→ **WRITTEN INSTRUCTION**:
Gather, from the data below, each line in which the word "Configuración" occurs.

(Extracted records)
## begin
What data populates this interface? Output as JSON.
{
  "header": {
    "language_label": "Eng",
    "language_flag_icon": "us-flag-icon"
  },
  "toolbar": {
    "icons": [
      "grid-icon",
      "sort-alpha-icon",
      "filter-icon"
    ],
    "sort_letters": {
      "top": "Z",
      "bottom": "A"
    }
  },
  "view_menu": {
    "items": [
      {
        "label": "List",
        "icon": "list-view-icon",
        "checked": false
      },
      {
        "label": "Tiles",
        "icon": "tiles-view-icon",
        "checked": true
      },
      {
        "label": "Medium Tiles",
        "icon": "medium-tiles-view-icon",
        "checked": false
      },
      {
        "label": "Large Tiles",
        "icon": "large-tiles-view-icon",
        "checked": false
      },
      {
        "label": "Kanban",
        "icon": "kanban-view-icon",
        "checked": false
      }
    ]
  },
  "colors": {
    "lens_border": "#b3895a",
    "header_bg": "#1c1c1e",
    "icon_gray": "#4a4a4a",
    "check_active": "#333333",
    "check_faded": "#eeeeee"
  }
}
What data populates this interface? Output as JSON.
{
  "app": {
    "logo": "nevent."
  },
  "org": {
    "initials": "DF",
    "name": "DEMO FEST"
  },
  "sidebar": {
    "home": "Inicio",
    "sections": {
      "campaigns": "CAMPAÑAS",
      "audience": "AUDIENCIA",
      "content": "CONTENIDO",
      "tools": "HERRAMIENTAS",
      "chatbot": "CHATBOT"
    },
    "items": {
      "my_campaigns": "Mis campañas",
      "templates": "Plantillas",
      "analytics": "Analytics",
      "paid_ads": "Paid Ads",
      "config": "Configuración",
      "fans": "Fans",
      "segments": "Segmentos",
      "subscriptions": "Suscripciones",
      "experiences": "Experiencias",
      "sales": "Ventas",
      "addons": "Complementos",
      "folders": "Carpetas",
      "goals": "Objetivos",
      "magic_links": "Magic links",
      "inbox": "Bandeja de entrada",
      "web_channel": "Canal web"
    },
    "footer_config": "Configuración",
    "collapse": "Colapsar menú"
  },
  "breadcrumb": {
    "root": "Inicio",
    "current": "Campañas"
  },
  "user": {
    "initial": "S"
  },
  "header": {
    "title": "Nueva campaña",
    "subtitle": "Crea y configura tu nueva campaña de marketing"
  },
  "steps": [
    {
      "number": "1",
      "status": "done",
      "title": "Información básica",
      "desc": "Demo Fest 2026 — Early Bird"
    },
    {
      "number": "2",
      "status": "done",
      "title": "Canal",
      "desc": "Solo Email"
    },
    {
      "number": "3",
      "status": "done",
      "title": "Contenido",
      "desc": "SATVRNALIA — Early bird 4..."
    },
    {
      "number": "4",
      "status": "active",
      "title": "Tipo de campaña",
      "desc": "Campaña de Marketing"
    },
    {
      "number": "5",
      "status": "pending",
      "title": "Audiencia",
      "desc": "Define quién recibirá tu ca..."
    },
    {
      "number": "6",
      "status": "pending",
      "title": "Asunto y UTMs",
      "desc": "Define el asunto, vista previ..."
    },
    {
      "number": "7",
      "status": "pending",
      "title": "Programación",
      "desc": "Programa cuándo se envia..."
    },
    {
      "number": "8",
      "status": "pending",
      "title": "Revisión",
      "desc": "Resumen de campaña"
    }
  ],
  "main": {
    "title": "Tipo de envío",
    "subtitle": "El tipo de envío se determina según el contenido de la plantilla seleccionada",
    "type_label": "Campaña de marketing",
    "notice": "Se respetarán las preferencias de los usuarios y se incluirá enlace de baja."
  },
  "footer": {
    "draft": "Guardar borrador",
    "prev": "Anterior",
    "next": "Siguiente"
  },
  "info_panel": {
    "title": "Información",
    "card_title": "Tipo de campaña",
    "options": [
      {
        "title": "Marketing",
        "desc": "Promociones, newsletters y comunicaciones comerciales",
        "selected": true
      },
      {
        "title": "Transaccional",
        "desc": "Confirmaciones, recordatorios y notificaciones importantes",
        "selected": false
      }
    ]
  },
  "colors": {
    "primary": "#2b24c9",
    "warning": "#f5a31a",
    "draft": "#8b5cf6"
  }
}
## end
→ **OUTPUT OF THE EXERCISE**:
      "config": "Configuración",
    "footer_config": "Configuración",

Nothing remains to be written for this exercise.